REQUEST:
Please rewrite everything from the first of the lines below down to the line containing "close-button[interactable] [1270, 0, 1316, 26]", both included, substituting "enclosing rectangle" for "bounding box" and leaving all else unchanged.

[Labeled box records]
>>
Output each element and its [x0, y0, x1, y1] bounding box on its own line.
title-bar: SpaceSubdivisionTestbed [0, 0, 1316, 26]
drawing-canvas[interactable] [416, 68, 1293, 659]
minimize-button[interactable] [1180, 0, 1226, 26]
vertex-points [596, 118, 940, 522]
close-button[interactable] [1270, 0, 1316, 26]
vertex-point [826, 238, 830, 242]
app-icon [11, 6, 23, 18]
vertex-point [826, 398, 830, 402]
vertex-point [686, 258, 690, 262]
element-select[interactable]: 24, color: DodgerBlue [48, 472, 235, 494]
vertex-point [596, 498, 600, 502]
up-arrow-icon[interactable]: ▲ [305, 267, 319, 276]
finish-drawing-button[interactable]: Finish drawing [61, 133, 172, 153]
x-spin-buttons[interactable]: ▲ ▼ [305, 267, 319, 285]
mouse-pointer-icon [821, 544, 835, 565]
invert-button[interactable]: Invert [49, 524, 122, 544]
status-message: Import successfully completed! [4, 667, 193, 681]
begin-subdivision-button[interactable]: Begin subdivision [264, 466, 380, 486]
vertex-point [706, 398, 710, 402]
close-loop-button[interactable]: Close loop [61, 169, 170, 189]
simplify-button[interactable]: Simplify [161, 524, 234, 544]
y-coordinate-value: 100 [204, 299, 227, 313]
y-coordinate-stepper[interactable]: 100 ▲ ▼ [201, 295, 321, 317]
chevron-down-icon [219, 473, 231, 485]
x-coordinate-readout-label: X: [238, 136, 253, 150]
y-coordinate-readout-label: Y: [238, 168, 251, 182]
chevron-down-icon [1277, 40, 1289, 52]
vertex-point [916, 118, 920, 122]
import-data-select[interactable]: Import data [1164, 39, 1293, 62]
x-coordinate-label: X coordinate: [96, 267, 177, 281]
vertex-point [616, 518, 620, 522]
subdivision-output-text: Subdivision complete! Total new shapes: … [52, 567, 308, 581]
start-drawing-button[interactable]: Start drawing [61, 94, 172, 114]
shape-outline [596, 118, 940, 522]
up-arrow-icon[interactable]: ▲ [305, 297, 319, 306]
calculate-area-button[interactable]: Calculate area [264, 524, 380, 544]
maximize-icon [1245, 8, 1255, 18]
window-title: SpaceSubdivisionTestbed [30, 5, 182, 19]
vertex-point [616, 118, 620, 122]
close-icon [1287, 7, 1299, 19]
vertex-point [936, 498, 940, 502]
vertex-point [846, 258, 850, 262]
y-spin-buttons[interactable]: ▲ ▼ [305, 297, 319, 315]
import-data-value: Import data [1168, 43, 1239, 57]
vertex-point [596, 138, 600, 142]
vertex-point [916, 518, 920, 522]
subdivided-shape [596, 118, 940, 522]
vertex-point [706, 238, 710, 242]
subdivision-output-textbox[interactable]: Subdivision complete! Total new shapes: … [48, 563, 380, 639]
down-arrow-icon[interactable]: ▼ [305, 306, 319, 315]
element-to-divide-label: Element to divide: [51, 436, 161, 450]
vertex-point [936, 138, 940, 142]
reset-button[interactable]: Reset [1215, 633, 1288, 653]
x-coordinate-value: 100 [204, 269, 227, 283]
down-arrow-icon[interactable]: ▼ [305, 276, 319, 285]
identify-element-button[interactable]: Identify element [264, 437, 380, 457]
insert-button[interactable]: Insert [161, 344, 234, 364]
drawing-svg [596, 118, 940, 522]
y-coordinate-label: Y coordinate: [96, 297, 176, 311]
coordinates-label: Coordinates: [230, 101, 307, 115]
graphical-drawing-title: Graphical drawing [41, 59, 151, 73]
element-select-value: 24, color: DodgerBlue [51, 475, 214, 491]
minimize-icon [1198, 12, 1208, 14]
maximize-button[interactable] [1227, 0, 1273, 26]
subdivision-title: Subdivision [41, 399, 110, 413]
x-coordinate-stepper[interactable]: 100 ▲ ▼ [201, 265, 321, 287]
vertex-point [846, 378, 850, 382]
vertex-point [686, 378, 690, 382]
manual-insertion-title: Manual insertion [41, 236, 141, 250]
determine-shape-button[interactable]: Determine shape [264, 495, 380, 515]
<<
FULL RESPONSE:
Output each element and its [x0, y0, x1, y1] enclosing rectangle on its own line.
title-bar: SpaceSubdivisionTestbed [0, 0, 1316, 26]
drawing-canvas[interactable] [416, 68, 1293, 659]
minimize-button[interactable] [1180, 0, 1226, 26]
vertex-points [596, 118, 940, 522]
close-button[interactable] [1270, 0, 1316, 26]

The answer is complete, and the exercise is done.